→ **GIVEN INSTRUCTION**:
Please reproduce the data below line for line with no changes, leaving out the pictures.

Source records

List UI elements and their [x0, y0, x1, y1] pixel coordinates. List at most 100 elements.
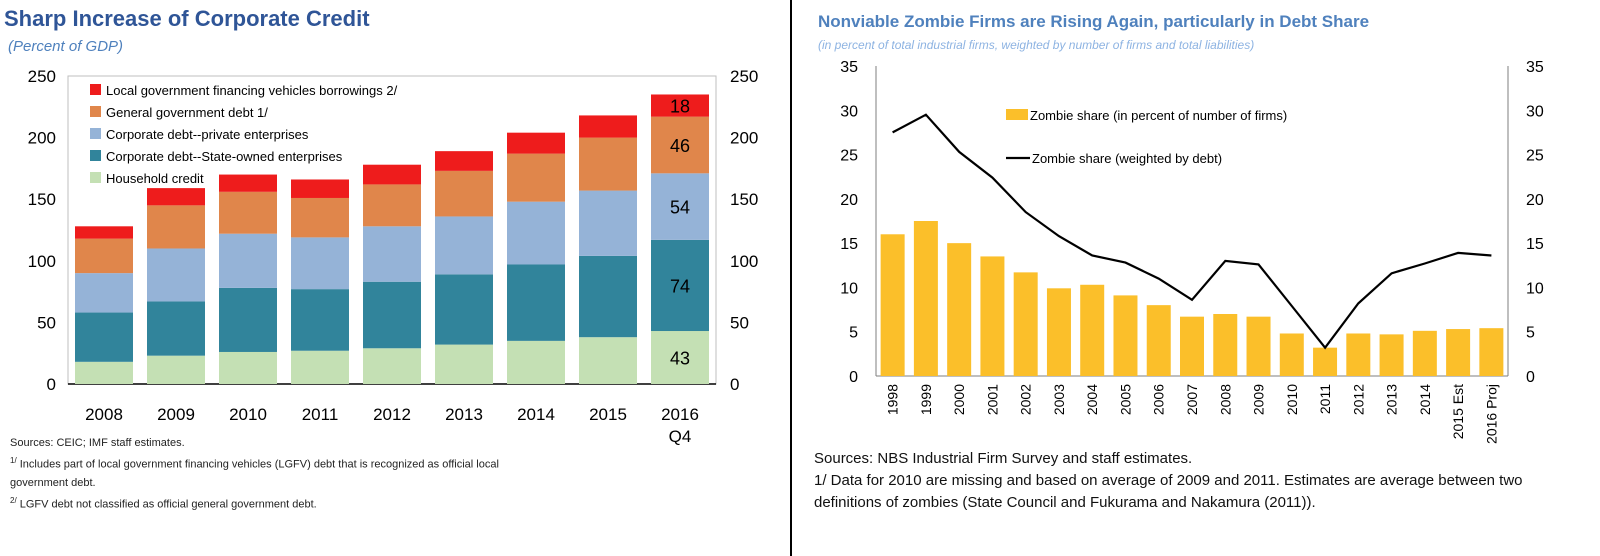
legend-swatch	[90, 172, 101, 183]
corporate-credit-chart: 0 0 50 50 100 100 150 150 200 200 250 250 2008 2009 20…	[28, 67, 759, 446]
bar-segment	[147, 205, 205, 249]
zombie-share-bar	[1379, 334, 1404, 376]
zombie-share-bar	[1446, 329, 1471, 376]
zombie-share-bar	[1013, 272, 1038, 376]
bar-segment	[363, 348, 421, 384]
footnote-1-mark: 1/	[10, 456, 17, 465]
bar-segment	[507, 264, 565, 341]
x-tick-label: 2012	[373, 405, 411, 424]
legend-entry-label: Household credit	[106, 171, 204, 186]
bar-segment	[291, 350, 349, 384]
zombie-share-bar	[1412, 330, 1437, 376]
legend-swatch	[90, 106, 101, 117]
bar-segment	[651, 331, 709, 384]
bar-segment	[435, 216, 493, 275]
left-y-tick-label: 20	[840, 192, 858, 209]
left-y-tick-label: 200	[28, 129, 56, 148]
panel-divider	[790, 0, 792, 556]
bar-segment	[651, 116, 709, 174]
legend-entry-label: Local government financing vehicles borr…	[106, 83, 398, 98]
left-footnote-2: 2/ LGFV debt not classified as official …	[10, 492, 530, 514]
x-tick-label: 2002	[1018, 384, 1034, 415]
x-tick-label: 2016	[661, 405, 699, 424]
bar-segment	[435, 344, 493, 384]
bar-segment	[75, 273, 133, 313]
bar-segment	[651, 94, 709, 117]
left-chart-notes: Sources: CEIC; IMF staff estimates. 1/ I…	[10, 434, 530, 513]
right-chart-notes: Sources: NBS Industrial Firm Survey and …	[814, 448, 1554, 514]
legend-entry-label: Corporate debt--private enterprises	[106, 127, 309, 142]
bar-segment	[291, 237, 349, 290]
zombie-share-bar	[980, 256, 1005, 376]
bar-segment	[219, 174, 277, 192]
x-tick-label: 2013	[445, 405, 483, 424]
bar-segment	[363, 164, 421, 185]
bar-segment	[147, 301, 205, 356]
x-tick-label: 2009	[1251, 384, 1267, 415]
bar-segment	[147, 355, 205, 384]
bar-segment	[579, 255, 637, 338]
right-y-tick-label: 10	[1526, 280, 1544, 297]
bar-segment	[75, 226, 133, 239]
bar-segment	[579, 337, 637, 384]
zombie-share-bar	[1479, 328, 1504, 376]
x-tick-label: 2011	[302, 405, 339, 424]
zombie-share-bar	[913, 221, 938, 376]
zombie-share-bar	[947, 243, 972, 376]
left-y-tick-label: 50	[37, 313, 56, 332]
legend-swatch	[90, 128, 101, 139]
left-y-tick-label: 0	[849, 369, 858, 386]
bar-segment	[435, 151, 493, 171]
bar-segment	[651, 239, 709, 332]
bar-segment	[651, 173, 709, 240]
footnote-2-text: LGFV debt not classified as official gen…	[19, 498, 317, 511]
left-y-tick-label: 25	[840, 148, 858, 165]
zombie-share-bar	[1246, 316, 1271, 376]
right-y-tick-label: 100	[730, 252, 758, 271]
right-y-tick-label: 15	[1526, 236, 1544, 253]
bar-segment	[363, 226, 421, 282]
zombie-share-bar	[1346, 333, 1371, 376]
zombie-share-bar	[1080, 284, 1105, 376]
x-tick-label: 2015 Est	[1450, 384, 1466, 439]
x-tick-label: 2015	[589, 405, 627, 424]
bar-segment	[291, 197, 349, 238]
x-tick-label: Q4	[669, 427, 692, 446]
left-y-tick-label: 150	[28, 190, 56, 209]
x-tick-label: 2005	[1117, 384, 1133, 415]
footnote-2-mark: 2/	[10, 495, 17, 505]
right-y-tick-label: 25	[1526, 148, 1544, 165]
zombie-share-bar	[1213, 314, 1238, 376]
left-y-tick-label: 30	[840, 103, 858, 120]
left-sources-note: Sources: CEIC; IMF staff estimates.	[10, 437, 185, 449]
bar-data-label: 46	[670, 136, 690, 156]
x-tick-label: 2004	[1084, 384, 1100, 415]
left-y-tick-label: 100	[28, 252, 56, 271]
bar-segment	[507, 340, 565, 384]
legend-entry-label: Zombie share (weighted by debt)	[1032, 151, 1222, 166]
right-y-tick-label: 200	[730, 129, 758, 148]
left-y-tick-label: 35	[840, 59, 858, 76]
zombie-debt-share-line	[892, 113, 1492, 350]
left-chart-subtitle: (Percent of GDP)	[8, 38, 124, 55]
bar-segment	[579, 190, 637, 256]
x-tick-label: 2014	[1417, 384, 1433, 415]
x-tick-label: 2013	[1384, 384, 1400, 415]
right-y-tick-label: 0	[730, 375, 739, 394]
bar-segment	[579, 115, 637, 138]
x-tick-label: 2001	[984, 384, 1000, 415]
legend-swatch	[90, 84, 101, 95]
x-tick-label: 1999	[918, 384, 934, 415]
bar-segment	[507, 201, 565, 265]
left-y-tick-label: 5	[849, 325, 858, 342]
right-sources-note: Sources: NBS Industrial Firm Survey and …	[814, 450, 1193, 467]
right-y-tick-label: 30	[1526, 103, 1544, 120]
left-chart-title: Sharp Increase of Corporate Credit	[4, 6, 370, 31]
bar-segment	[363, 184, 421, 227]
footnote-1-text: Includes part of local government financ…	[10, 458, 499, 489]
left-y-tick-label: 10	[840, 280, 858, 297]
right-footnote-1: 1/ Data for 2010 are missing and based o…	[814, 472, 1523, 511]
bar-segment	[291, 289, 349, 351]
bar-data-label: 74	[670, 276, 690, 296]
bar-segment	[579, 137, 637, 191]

→ **RESULT OF THIS TASK**:
List UI elements and their [x0, y0, x1, y1] pixel coordinates. List at most 100 elements.
legend-swatch	[90, 172, 101, 183]
corporate-credit-chart: 0 0 50 50 100 100 150 150 200 200 250 250 2008 2009 20…	[28, 67, 759, 446]
bar-segment	[147, 205, 205, 249]
zombie-share-bar	[1379, 334, 1404, 376]
zombie-share-bar	[1446, 329, 1471, 376]
zombie-share-bar	[1013, 272, 1038, 376]
bar-segment	[363, 348, 421, 384]
footnote-1-mark: 1/	[10, 456, 17, 465]
bar-segment	[507, 264, 565, 341]
x-tick-label: 2012	[373, 405, 411, 424]
legend-entry-label: Household credit	[106, 171, 204, 186]
bar-segment	[291, 350, 349, 384]
zombie-share-bar	[1412, 330, 1437, 376]
legend-swatch	[90, 106, 101, 117]
bar-segment	[651, 331, 709, 384]
bar-segment	[435, 216, 493, 275]
left-y-tick-label: 20	[840, 192, 858, 209]
left-y-tick-label: 200	[28, 129, 56, 148]
panel-divider	[790, 0, 792, 556]
bar-segment	[651, 116, 709, 174]
legend-entry-label: Local government financing vehicles borr…	[106, 83, 398, 98]
left-footnote-2: 2/ LGFV debt not classified as official …	[10, 492, 530, 514]
x-tick-label: 2002	[1018, 384, 1034, 415]
x-tick-label: 2016	[661, 405, 699, 424]
bar-segment	[435, 344, 493, 384]
bar-segment	[75, 273, 133, 313]
bar-segment	[651, 94, 709, 117]
left-chart-notes: Sources: CEIC; IMF staff estimates. 1/ I…	[10, 434, 530, 513]
right-chart-notes: Sources: NBS Industrial Firm Survey and …	[814, 448, 1554, 514]
legend-entry-label: Corporate debt--private enterprises	[106, 127, 309, 142]
bar-segment	[291, 237, 349, 290]
zombie-share-bar	[980, 256, 1005, 376]
bar-segment	[219, 174, 277, 192]
x-tick-label: 2013	[445, 405, 483, 424]
bar-segment	[363, 164, 421, 185]
bar-segment	[147, 301, 205, 356]
x-tick-label: 2009	[1251, 384, 1267, 415]
bar-segment	[147, 355, 205, 384]
bar-segment	[579, 255, 637, 338]
right-y-tick-label: 10	[1526, 280, 1544, 297]
bar-segment	[75, 226, 133, 239]
bar-segment	[579, 337, 637, 384]
zombie-share-bar	[1479, 328, 1504, 376]
x-tick-label: 2011	[302, 405, 339, 424]
zombie-share-bar	[913, 221, 938, 376]
zombie-share-bar	[947, 243, 972, 376]
left-y-tick-label: 50	[37, 313, 56, 332]
legend-swatch	[90, 128, 101, 139]
left-y-tick-label: 0	[849, 369, 858, 386]
bar-segment	[435, 151, 493, 171]
bar-segment	[651, 239, 709, 332]
bar-segment	[651, 173, 709, 240]
footnote-2-text: LGFV debt not classified as official gen…	[19, 498, 317, 511]
left-y-tick-label: 25	[840, 148, 858, 165]
zombie-share-bar	[1246, 316, 1271, 376]
right-y-tick-label: 100	[730, 252, 758, 271]
right-y-tick-label: 15	[1526, 236, 1544, 253]
bar-segment	[363, 226, 421, 282]
zombie-share-bar	[1346, 333, 1371, 376]
zombie-share-bar	[1080, 284, 1105, 376]
x-tick-label: 2015 Est	[1450, 384, 1466, 439]
x-tick-label: 2015	[589, 405, 627, 424]
bar-segment	[291, 197, 349, 238]
x-tick-label: Q4	[669, 427, 692, 446]
left-y-tick-label: 150	[28, 190, 56, 209]
x-tick-label: 2005	[1117, 384, 1133, 415]
footnote-2-mark: 2/	[10, 495, 17, 505]
right-y-tick-label: 25	[1526, 148, 1544, 165]
zombie-share-bar	[1213, 314, 1238, 376]
left-y-tick-label: 30	[840, 103, 858, 120]
left-sources-note: Sources: CEIC; IMF staff estimates.	[10, 437, 185, 449]
bar-data-label: 46	[670, 136, 690, 156]
x-tick-label: 2004	[1084, 384, 1100, 415]
left-y-tick-label: 100	[28, 252, 56, 271]
bar-segment	[507, 340, 565, 384]
legend-entry-label: Zombie share (weighted by debt)	[1032, 151, 1222, 166]
right-y-tick-label: 200	[730, 129, 758, 148]
left-y-tick-label: 35	[840, 59, 858, 76]
zombie-debt-share-line	[892, 113, 1492, 350]
left-chart-subtitle: (Percent of GDP)	[8, 38, 124, 55]
bar-segment	[579, 190, 637, 256]
x-tick-label: 2014	[1417, 384, 1433, 415]
x-tick-label: 2013	[1384, 384, 1400, 415]
right-y-tick-label: 0	[730, 375, 739, 394]
bar-segment	[579, 115, 637, 138]
x-tick-label: 2001	[984, 384, 1000, 415]
legend-swatch	[90, 84, 101, 95]
x-tick-label: 1999	[918, 384, 934, 415]
bar-segment	[507, 201, 565, 265]
left-y-tick-label: 5	[849, 325, 858, 342]
right-sources-note: Sources: NBS Industrial Firm Survey and …	[814, 450, 1193, 467]
right-y-tick-label: 30	[1526, 103, 1544, 120]
left-chart-title: Sharp Increase of Corporate Credit	[4, 6, 370, 31]
bar-segment	[363, 184, 421, 227]
footnote-1-text: Includes part of local government financ…	[10, 458, 499, 489]
left-y-tick-label: 10	[840, 280, 858, 297]
right-footnote-1: 1/ Data for 2010 are missing and based o…	[814, 472, 1523, 511]
bar-segment	[291, 289, 349, 351]
bar-data-label: 74	[670, 276, 690, 296]
bar-segment	[579, 137, 637, 191]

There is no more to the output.